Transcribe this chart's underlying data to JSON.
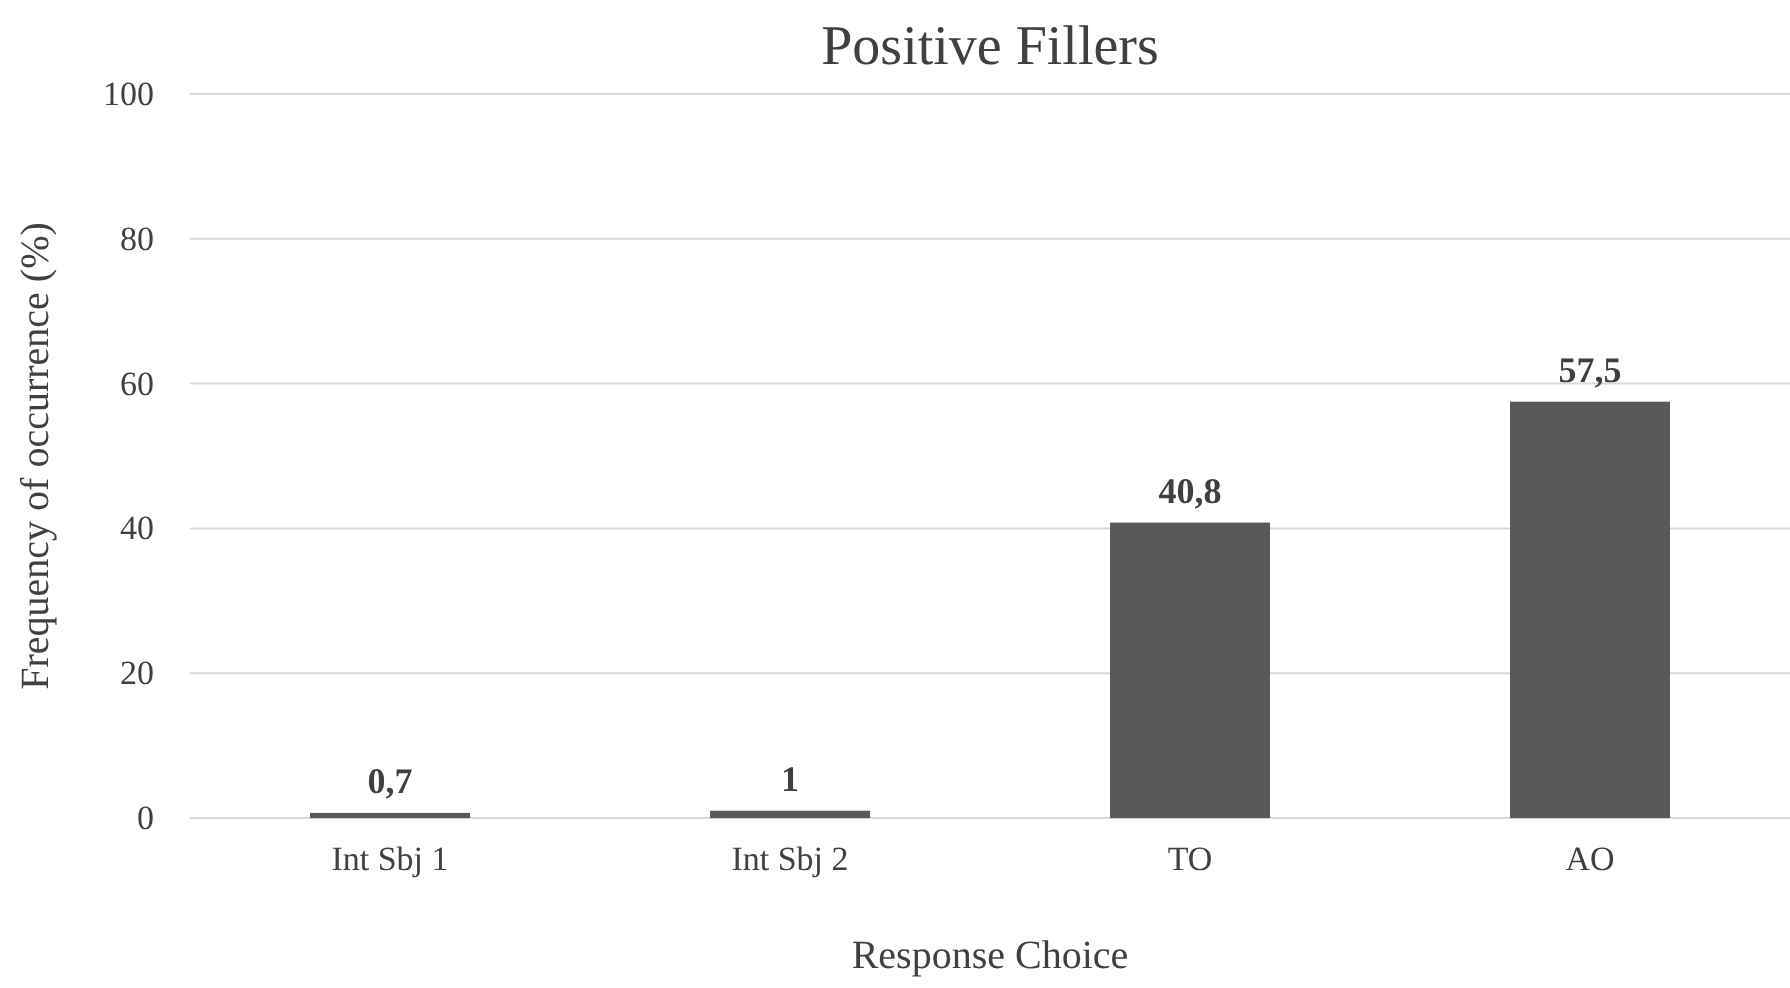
{
  "chart_data": {
    "type": "bar",
    "title": "Positive Fillers",
    "xlabel": "Response Choice",
    "ylabel": "Frequency of occurrence (%)",
    "categories": [
      "Int Sbj 1",
      "Int Sbj 2",
      "TO",
      "AO"
    ],
    "values": [
      0.7,
      1,
      40.8,
      57.5
    ],
    "value_labels": [
      "0,7",
      "1",
      "40,8",
      "57,5"
    ],
    "color": "#595959",
    "ylim": [
      0,
      100
    ],
    "yticks": [
      0,
      20,
      40,
      60,
      80,
      100
    ],
    "grid": "y"
  }
}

To do: Output every entry word for word, but omit the pictures.

Result:
Transcribe this chart's underlying data to JSON.
{
  "chart_data": {
    "type": "bar",
    "title": "Positive Fillers",
    "xlabel": "Response Choice",
    "ylabel": "Frequency of occurrence (%)",
    "categories": [
      "Int Sbj 1",
      "Int Sbj 2",
      "TO",
      "AO"
    ],
    "values": [
      0.7,
      1,
      40.8,
      57.5
    ],
    "value_labels": [
      "0,7",
      "1",
      "40,8",
      "57,5"
    ],
    "color": "#595959",
    "ylim": [
      0,
      100
    ],
    "yticks": [
      0,
      20,
      40,
      60,
      80,
      100
    ],
    "grid": "y"
  }
}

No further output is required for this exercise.